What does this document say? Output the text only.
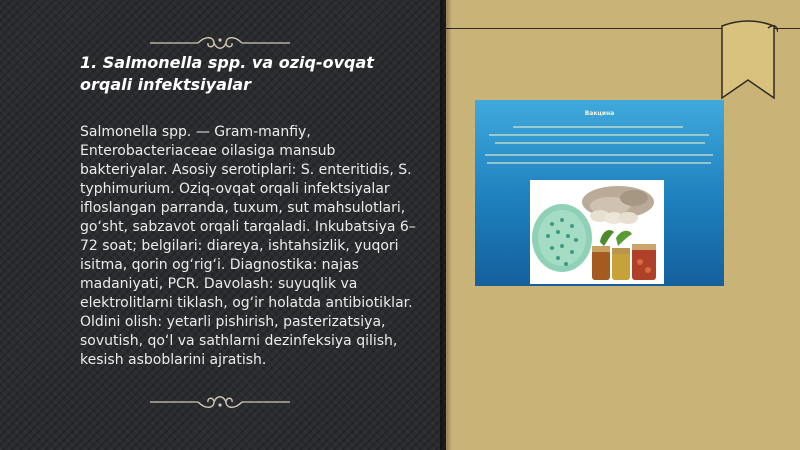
1. Salmonella spp. va oziq-ovqat orqali infektsiyalar

Salmonella spp. — Gram-manfiy, Enterobacteriaceae oilasiga mansub bakteriyalar. Asosiy serotiplari: S. enteritidis, S. typhimurium. Oziq-ovqat orqali infektsiyalar ifloslangan parranda, tuxum, sut mahsulotlari, go‘sht, sabzavot orqali tarqaladi. Inkubatsiya 6–72 soat; belgilari: diareya, ishtahsizlik, yuqori isitma, qorin og‘rig‘i. Diagnostika: najas madaniyati, PCR. Davolash: suyuqlik va elektrolitlarni tiklash, og‘ir holatda antibiotiklar. Oldini olish: yetarli pishirish, pasterizatsiya, sovutish, qo‘l va sathlarni dezinfeksiya qilish, kesish asboblarini ajratish.

Вакцина
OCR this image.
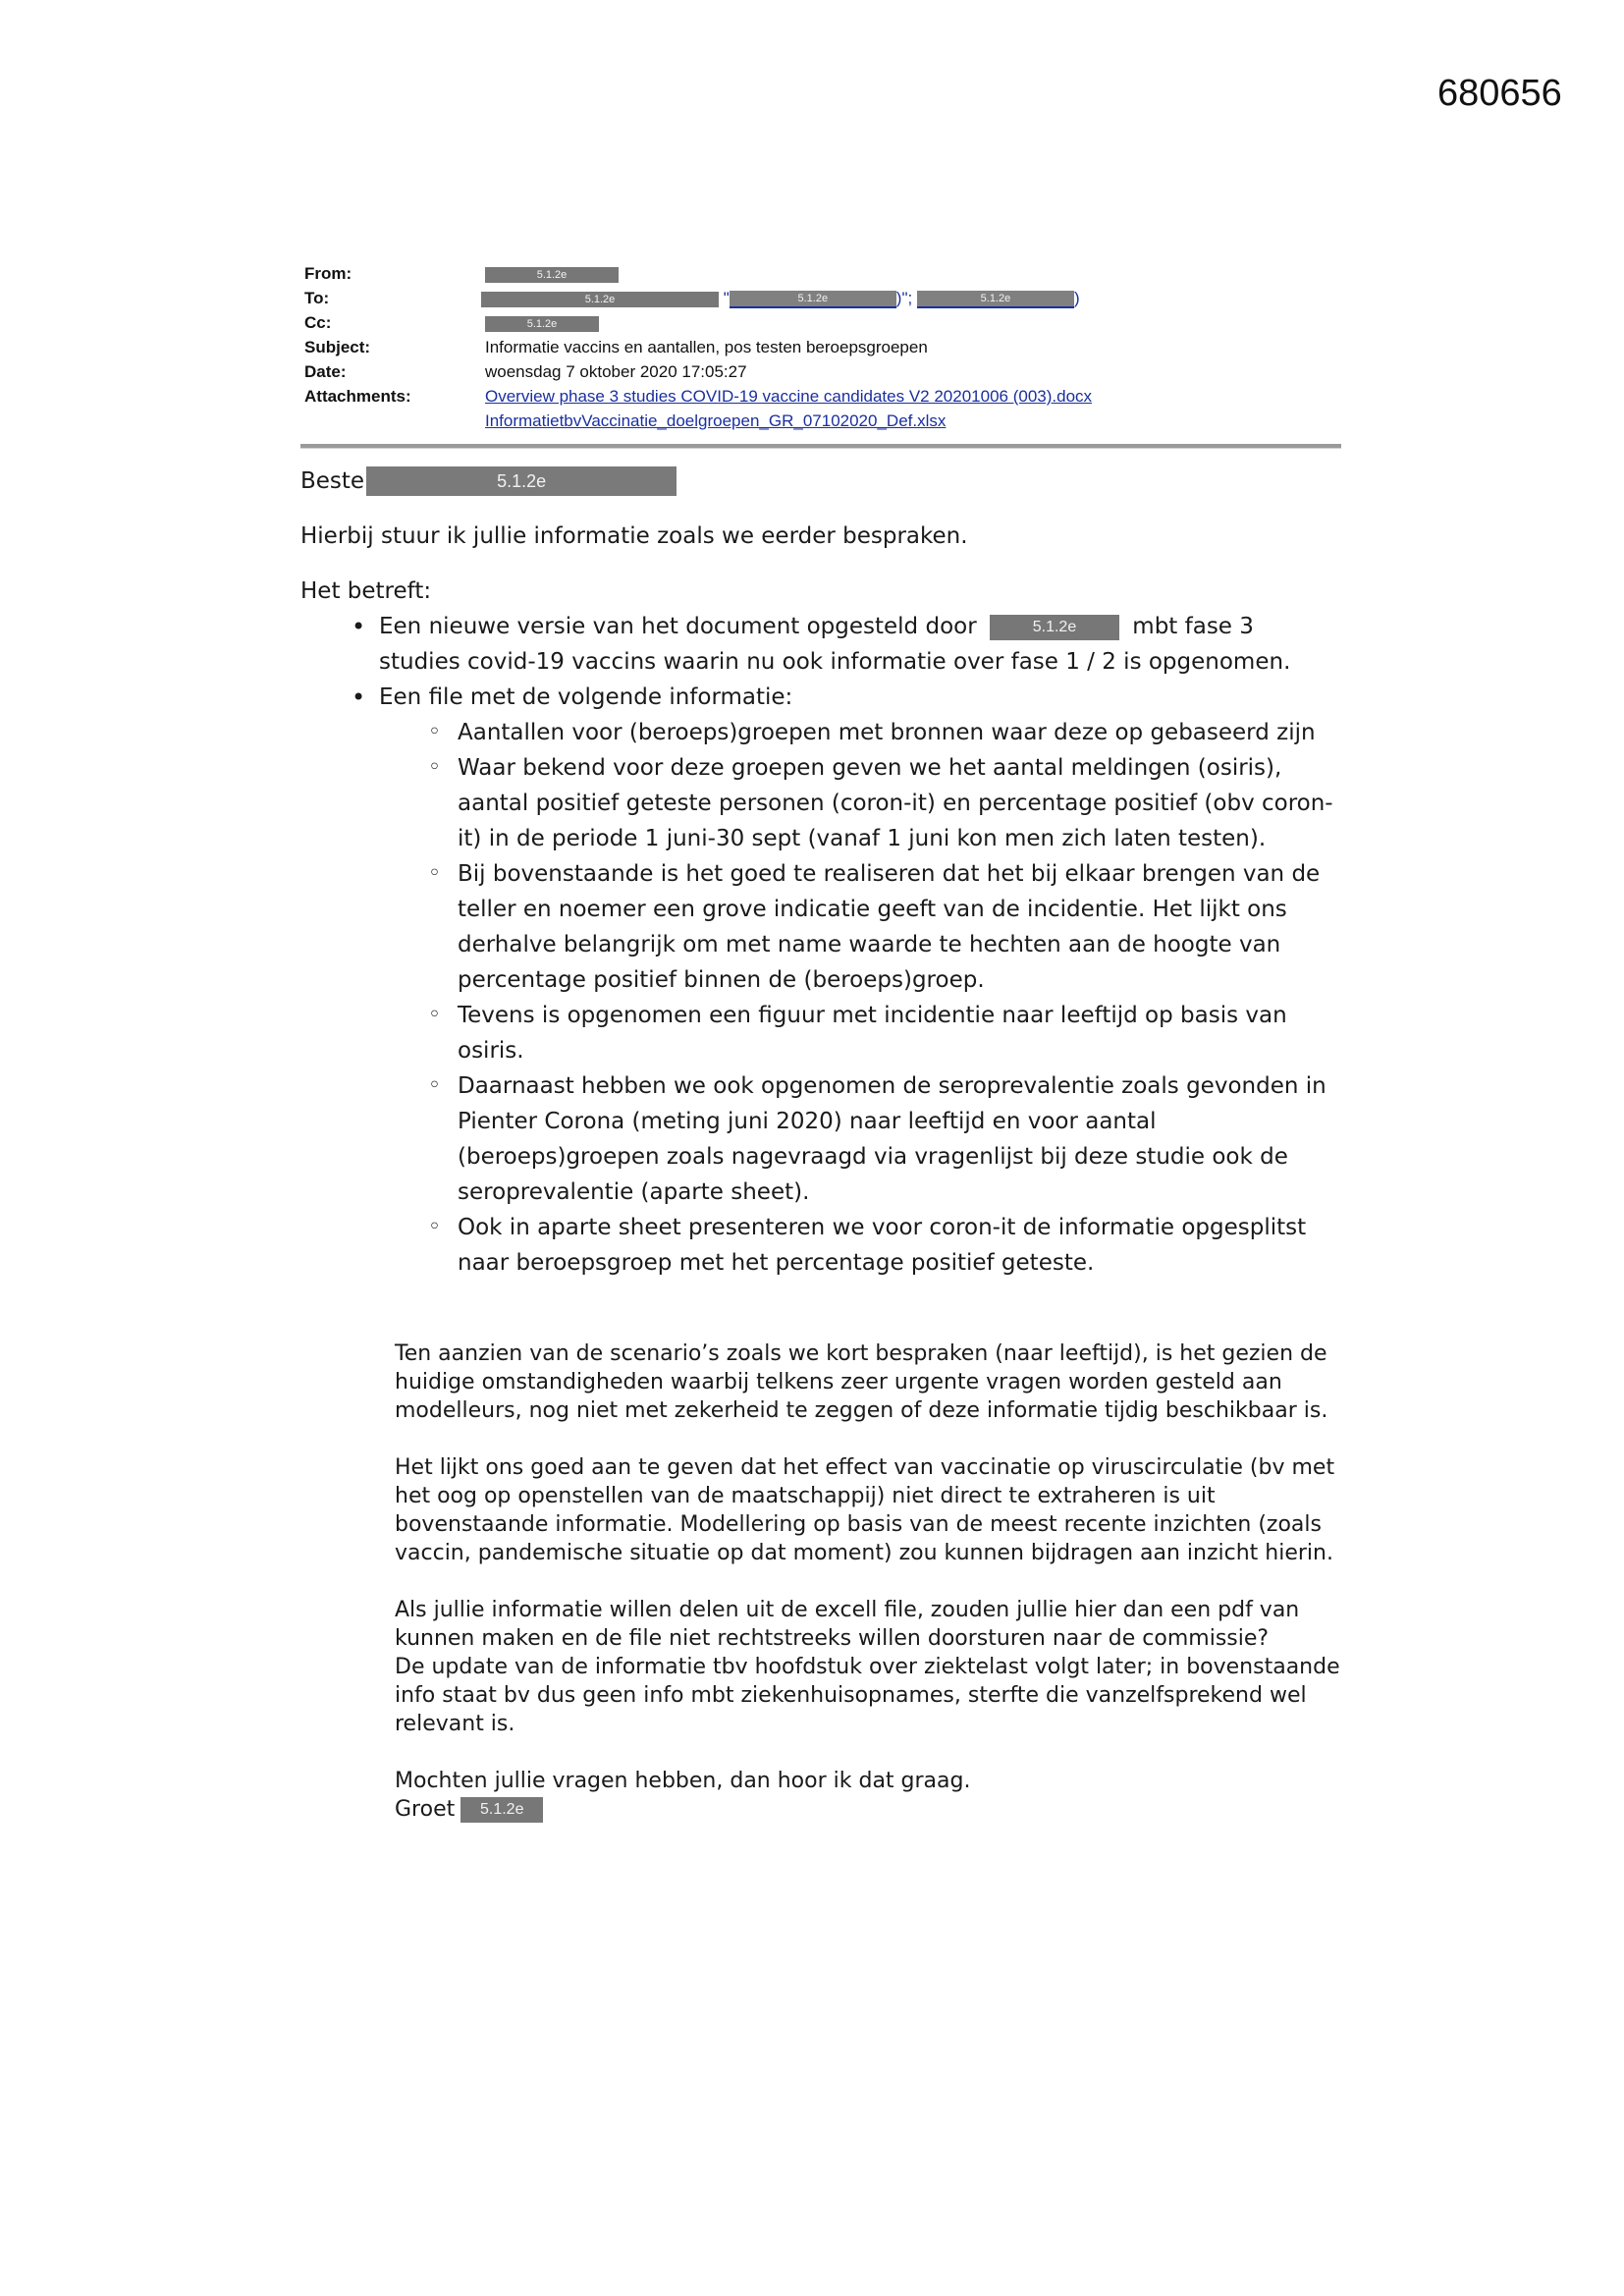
680656
From:	5.1.2e
To:	5.1.2e	"	5.1.2e	)";	5.1.2e	)
Cc:	5.1.2e
Subject:	Informatie vaccins en aantallen, pos testen beroepsgroepen
Date:	woensdag 7 oktober 2020 17:05:27
Attachments:	Overview phase 3 studies COVID-19 vaccine candidates V2 20201006 (003).docx
InformatietbvVaccinatie_doelgroepen_GR_07102020_Def.xlsx
Beste	5.1.2e

Hierbij stuur ik jullie informatie zoals we eerder bespraken.

Het betreft:

• Een nieuwe versie van het document opgesteld door	5.1.2e mbt fase 3 studies covid-19 vaccins waarin nu ook informatie over fase 1 / 2 is opgenomen.
• Een file met de volgende informatie:
◦ Aantallen voor (beroeps)groepen met bronnen waar deze op gebaseerd zijn
◦ Waar bekend voor deze groepen geven we het aantal meldingen (osiris), aantal positief geteste personen (coron-it) en percentage positief (obv coron-it) in de periode 1 juni-30 sept (vanaf 1 juni kon men zich laten testen).
◦ Bij bovenstaande is het goed te realiseren dat het bij elkaar brengen van de teller en noemer een grove indicatie geeft van de incidentie. Het lijkt ons derhalve belangrijk om met name waarde te hechten aan de hoogte van percentage positief binnen de (beroeps)groep.
◦ Tevens is opgenomen een figuur met incidentie naar leeftijd op basis van osiris.
◦ Daarnaast hebben we ook opgenomen de seroprevalentie zoals gevonden in Pienter Corona (meting juni 2020) naar leeftijd en voor aantal (beroeps)groepen zoals nagevraagd via vragenlijst bij deze studie ook de seroprevalentie (aparte sheet).
◦ Ook in aparte sheet presenteren we voor coron-it de informatie opgesplitst naar beroepsgroep met het percentage positief geteste.

Ten aanzien van de scenario’s zoals we kort bespraken (naar leeftijd), is het gezien de huidige omstandigheden waarbij telkens zeer urgente vragen worden gesteld aan modelleurs, nog niet met zekerheid te zeggen of deze informatie tijdig beschikbaar is.

Het lijkt ons goed aan te geven dat het effect van vaccinatie op viruscirculatie (bv met het oog op openstellen van de maatschappij) niet direct te extraheren is uit bovenstaande informatie. Modellering op basis van de meest recente inzichten (zoals vaccin, pandemische situatie op dat moment) zou kunnen bijdragen aan inzicht hierin.

Als jullie informatie willen delen uit de excell file, zouden jullie hier dan een pdf van kunnen maken en de file niet rechtstreeks willen doorsturen naar de commissie?

De update van de informatie tbv hoofdstuk over ziektelast volgt later; in bovenstaande info staat bv dus geen info mbt ziekenhuisopnames, sterfte die vanzelfsprekend wel relevant is.

Mochten jullie vragen hebben, dan hoor ik dat graag.

Groet	5.1.2e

• [Activity]: Copy out the lines of the records above in which the string "this" appears.

• [Task answer]:
What does this document say? Output the text only.
OCR this image.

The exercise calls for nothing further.